> _Data excerpts_
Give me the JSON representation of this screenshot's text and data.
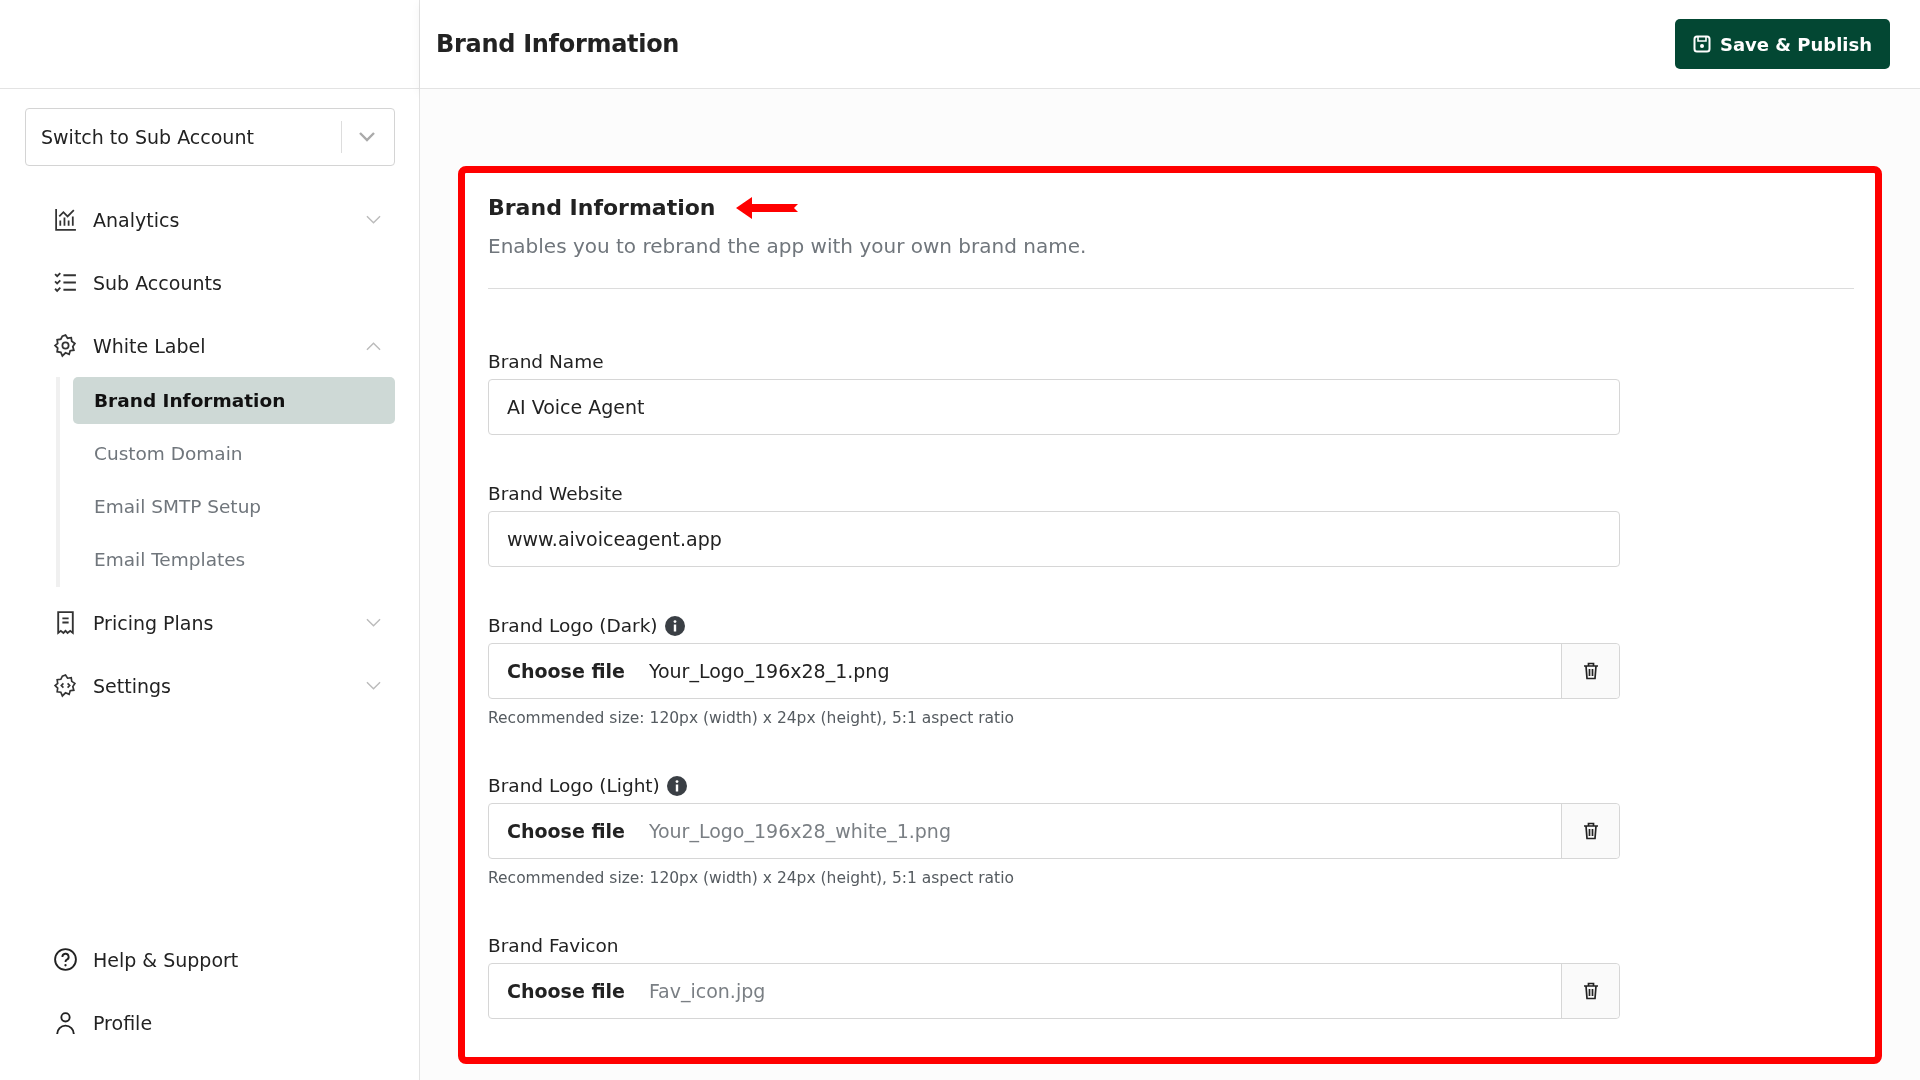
{
  "header": {
    "title": "Brand Information",
    "save_button": "Save & Publish"
  },
  "sidebar": {
    "account_switcher": {
      "placeholder": "Switch to Sub Account"
    },
    "items": [
      {
        "kind": "analytics",
        "label": "Analytics",
        "expanded": false
      },
      {
        "kind": "accounts",
        "label": "Sub Accounts"
      },
      {
        "kind": "whitelabel",
        "label": "White Label",
        "expanded": true,
        "children": [
          {
            "label": "Brand Information",
            "selected": true
          },
          {
            "label": "Custom Domain",
            "selected": false
          },
          {
            "label": "Email SMTP Setup",
            "selected": false
          },
          {
            "label": "Email Templates",
            "selected": false
          }
        ]
      },
      {
        "kind": "pricing",
        "label": "Pricing Plans",
        "expanded": false
      },
      {
        "kind": "settings",
        "label": "Settings",
        "expanded": false
      }
    ],
    "footer_items": [
      {
        "kind": "help",
        "label": "Help & Support"
      },
      {
        "kind": "profile",
        "label": "Profile"
      }
    ]
  },
  "card": {
    "title": "Brand Information",
    "description": "Enables you to rebrand the app with your own brand name.",
    "fields": [
      {
        "kind": "text",
        "label": "Brand Name",
        "value": "AI Voice Agent"
      },
      {
        "kind": "text",
        "label": "Brand Website",
        "value": "www.aivoiceagent.app"
      },
      {
        "kind": "file",
        "label": "Brand Logo (Dark)",
        "info": true,
        "button": "Choose file",
        "value": "Your_Logo_196x28_1.png",
        "hint": "Recommended size: 120px (width) x 24px (height), 5:1 aspect ratio"
      },
      {
        "kind": "file",
        "label": "Brand Logo (Light)",
        "info": true,
        "button": "Choose file",
        "placeholder": "Your_Logo_196x28_white_1.png",
        "hint": "Recommended size: 120px (width) x 24px (height), 5:1 aspect ratio"
      },
      {
        "kind": "file",
        "label": "Brand Favicon",
        "button": "Choose file",
        "placeholder": "Fav_icon.jpg"
      }
    ]
  }
}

> _What to work on_
In your copy, repeat each record exactly and include no pictures.

> _Reply_
Give me the JSON representation of this screenshot's text and data.
{
  "header": {
    "title": "Brand Information",
    "save_button": "Save & Publish"
  },
  "sidebar": {
    "account_switcher": {
      "placeholder": "Switch to Sub Account"
    },
    "items": [
      {
        "kind": "analytics",
        "label": "Analytics",
        "expanded": false
      },
      {
        "kind": "accounts",
        "label": "Sub Accounts"
      },
      {
        "kind": "whitelabel",
        "label": "White Label",
        "expanded": true,
        "children": [
          {
            "label": "Brand Information",
            "selected": true
          },
          {
            "label": "Custom Domain",
            "selected": false
          },
          {
            "label": "Email SMTP Setup",
            "selected": false
          },
          {
            "label": "Email Templates",
            "selected": false
          }
        ]
      },
      {
        "kind": "pricing",
        "label": "Pricing Plans",
        "expanded": false
      },
      {
        "kind": "settings",
        "label": "Settings",
        "expanded": false
      }
    ],
    "footer_items": [
      {
        "kind": "help",
        "label": "Help & Support"
      },
      {
        "kind": "profile",
        "label": "Profile"
      }
    ]
  },
  "card": {
    "title": "Brand Information",
    "description": "Enables you to rebrand the app with your own brand name.",
    "fields": [
      {
        "kind": "text",
        "label": "Brand Name",
        "value": "AI Voice Agent"
      },
      {
        "kind": "text",
        "label": "Brand Website",
        "value": "www.aivoiceagent.app"
      },
      {
        "kind": "file",
        "label": "Brand Logo (Dark)",
        "info": true,
        "button": "Choose file",
        "value": "Your_Logo_196x28_1.png",
        "hint": "Recommended size: 120px (width) x 24px (height), 5:1 aspect ratio"
      },
      {
        "kind": "file",
        "label": "Brand Logo (Light)",
        "info": true,
        "button": "Choose file",
        "placeholder": "Your_Logo_196x28_white_1.png",
        "hint": "Recommended size: 120px (width) x 24px (height), 5:1 aspect ratio"
      },
      {
        "kind": "file",
        "label": "Brand Favicon",
        "button": "Choose file",
        "placeholder": "Fav_icon.jpg"
      }
    ]
  }
}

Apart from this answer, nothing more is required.